Recorded data
+++

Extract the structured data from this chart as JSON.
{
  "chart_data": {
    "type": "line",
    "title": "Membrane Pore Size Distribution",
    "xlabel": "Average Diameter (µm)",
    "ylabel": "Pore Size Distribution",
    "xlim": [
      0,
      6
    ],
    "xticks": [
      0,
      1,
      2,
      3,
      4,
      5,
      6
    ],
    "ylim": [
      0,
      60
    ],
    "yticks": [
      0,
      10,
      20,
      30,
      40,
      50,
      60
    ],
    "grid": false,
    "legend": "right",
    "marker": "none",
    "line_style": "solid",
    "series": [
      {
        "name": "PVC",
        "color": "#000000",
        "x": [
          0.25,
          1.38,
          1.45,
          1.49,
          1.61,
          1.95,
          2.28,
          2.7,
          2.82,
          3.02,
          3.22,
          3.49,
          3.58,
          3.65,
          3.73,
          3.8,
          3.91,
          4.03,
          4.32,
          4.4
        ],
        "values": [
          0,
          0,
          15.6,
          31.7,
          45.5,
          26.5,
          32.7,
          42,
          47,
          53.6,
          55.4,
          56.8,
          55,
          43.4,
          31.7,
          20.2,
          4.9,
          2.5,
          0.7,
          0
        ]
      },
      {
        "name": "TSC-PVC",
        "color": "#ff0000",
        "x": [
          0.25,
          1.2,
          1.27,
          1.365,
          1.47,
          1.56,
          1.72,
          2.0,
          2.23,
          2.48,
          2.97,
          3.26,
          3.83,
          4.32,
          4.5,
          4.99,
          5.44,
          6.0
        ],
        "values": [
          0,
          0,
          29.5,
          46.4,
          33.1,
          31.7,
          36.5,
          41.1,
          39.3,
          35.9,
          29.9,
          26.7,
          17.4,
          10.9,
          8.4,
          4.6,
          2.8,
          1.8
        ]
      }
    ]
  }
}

+++

- Exercise instructions: Transcribe the records above exactly as they appear.

- Task solution:
Extract the structured data from this chart as JSON.
{
  "chart_data": {
    "type": "line",
    "title": "Membrane Pore Size Distribution",
    "xlabel": "Average Diameter (µm)",
    "ylabel": "Pore Size Distribution",
    "xlim": [
      0,
      6
    ],
    "xticks": [
      0,
      1,
      2,
      3,
      4,
      5,
      6
    ],
    "ylim": [
      0,
      60
    ],
    "yticks": [
      0,
      10,
      20,
      30,
      40,
      50,
      60
    ],
    "grid": false,
    "legend": "right",
    "marker": "none",
    "line_style": "solid",
    "series": [
      {
        "name": "PVC",
        "color": "#000000",
        "x": [
          0.25,
          1.38,
          1.45,
          1.49,
          1.61,
          1.95,
          2.28,
          2.7,
          2.82,
          3.02,
          3.22,
          3.49,
          3.58,
          3.65,
          3.73,
          3.8,
          3.91,
          4.03,
          4.32,
          4.4
        ],
        "values": [
          0,
          0,
          15.6,
          31.7,
          45.5,
          26.5,
          32.7,
          42,
          47,
          53.6,
          55.4,
          56.8,
          55,
          43.4,
          31.7,
          20.2,
          4.9,
          2.5,
          0.7,
          0
        ]
      },
      {
        "name": "TSC-PVC",
        "color": "#ff0000",
        "x": [
          0.25,
          1.2,
          1.27,
          1.365,
          1.47,
          1.56,
          1.72,
          2.0,
          2.23,
          2.48,
          2.97,
          3.26,
          3.83,
          4.32,
          4.5,
          4.99,
          5.44,
          6.0
        ],
        "values": [
          0,
          0,
          29.5,
          46.4,
          33.1,
          31.7,
          36.5,
          41.1,
          39.3,
          35.9,
          29.9,
          26.7,
          17.4,
          10.9,
          8.4,
          4.6,
          2.8,
          1.8
        ]
      }
    ]
  }
}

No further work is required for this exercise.